• _INFORMATION GIVEN_
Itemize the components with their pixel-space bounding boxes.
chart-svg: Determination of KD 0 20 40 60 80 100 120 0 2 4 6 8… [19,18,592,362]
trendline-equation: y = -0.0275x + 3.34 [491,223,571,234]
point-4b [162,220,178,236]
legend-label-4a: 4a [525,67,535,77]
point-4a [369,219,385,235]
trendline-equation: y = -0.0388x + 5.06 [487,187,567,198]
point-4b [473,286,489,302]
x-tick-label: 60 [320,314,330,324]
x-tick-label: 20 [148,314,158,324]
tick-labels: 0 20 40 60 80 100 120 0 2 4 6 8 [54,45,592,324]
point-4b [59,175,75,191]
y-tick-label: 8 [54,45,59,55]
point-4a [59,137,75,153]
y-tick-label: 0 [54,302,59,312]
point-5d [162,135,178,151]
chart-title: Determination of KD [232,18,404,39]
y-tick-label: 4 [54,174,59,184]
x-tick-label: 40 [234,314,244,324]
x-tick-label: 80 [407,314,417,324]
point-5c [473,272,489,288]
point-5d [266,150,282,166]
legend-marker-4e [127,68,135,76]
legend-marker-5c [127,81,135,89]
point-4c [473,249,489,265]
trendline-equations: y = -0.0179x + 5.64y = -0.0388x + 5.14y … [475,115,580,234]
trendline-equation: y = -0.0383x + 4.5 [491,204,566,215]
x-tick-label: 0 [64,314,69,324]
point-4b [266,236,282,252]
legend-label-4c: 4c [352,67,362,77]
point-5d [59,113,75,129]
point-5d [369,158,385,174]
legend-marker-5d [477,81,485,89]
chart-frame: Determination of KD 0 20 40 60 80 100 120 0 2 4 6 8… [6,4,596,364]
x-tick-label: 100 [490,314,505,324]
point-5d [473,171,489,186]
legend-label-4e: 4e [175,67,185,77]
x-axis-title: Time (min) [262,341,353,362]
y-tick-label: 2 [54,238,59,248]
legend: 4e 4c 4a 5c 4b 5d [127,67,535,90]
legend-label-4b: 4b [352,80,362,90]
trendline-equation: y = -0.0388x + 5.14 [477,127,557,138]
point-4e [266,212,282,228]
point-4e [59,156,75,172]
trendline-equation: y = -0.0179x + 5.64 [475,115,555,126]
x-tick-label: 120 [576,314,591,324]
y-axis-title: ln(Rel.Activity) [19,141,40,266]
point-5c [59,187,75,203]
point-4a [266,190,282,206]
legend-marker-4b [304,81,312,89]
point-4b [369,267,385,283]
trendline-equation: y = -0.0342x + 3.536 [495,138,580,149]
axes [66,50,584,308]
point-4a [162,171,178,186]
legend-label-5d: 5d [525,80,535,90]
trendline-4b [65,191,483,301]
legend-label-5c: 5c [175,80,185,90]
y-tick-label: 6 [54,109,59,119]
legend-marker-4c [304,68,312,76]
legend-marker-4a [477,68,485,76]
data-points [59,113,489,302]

• _WHAT YOU WILL DO_
Give the lines from the start of the records through the line holding "legend-label-4b: 4b [352,80,362,90]", inclusive, again, renaming each "x-tick-label" to "x-axis-label" and leaving everything else unchanged.

• _EXERCISE RESULT_
Itemize the components with their pixel-space bounding boxes.
chart-svg: Determination of KD 0 20 40 60 80 100 120 0 2 4 6 8… [19,18,592,362]
trendline-equation: y = -0.0275x + 3.34 [491,223,571,234]
point-4b [162,220,178,236]
legend-label-4a: 4a [525,67,535,77]
point-4a [369,219,385,235]
trendline-equation: y = -0.0388x + 5.06 [487,187,567,198]
point-4b [473,286,489,302]
x-axis-label: 60 [320,314,330,324]
x-axis-label: 20 [148,314,158,324]
tick-labels: 0 20 40 60 80 100 120 0 2 4 6 8 [54,45,592,324]
point-4b [59,175,75,191]
y-tick-label: 8 [54,45,59,55]
point-4a [59,137,75,153]
y-tick-label: 0 [54,302,59,312]
point-5d [162,135,178,151]
chart-title: Determination of KD [232,18,404,39]
y-tick-label: 4 [54,174,59,184]
x-axis-label: 40 [234,314,244,324]
x-axis-label: 80 [407,314,417,324]
point-5c [473,272,489,288]
point-5d [266,150,282,166]
legend-marker-4e [127,68,135,76]
legend-marker-5c [127,81,135,89]
point-4c [473,249,489,265]
trendline-equations: y = -0.0179x + 5.64y = -0.0388x + 5.14y … [475,115,580,234]
trendline-equation: y = -0.0383x + 4.5 [491,204,566,215]
x-axis-label: 0 [64,314,69,324]
point-4b [266,236,282,252]
legend-label-4c: 4c [352,67,362,77]
point-5d [59,113,75,129]
point-5d [369,158,385,174]
legend-marker-5d [477,81,485,89]
chart-frame: Determination of KD 0 20 40 60 80 100 120 0 2 4 6 8… [6,4,596,364]
x-axis-label: 100 [490,314,505,324]
point-5d [473,171,489,186]
legend-label-4e: 4e [175,67,185,77]
x-axis-title: Time (min) [262,341,353,362]
y-tick-label: 2 [54,238,59,248]
legend: 4e 4c 4a 5c 4b 5d [127,67,535,90]
legend-label-4b: 4b [352,80,362,90]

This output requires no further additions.